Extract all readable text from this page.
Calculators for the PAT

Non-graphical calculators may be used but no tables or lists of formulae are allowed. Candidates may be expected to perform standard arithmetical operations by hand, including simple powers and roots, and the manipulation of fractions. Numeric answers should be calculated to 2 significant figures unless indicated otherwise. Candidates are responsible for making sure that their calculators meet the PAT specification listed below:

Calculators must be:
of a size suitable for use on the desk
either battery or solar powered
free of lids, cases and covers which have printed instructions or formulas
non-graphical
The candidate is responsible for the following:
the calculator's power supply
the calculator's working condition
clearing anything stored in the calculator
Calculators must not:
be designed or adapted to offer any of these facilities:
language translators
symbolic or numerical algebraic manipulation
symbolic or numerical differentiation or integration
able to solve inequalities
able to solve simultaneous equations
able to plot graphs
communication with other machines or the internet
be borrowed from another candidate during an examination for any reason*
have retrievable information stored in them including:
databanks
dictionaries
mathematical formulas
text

## Do this:
Retype every record above exactly as it appears.

## Completed exercise:
Extract all readable text from this page.
Calculators for the PAT

Non-graphical calculators may be used but no tables or lists of formulae are allowed. Candidates may be expected to perform standard arithmetical operations by hand, including simple powers and roots, and the manipulation of fractions. Numeric answers should be calculated to 2 significant figures unless indicated otherwise. Candidates are responsible for making sure that their calculators meet the PAT specification listed below:

Calculators must be:
of a size suitable for use on the desk
either battery or solar powered
free of lids, cases and covers which have printed instructions or formulas
non-graphical
The candidate is responsible for the following:
the calculator's power supply
the calculator's working condition
clearing anything stored in the calculator
Calculators must not:
be designed or adapted to offer any of these facilities:
language translators
symbolic or numerical algebraic manipulation
symbolic or numerical differentiation or integration
able to solve inequalities
able to solve simultaneous equations
able to plot graphs
communication with other machines or the internet
be borrowed from another candidate during an examination for any reason*
have retrievable information stored in them including:
databanks
dictionaries
mathematical formulas
text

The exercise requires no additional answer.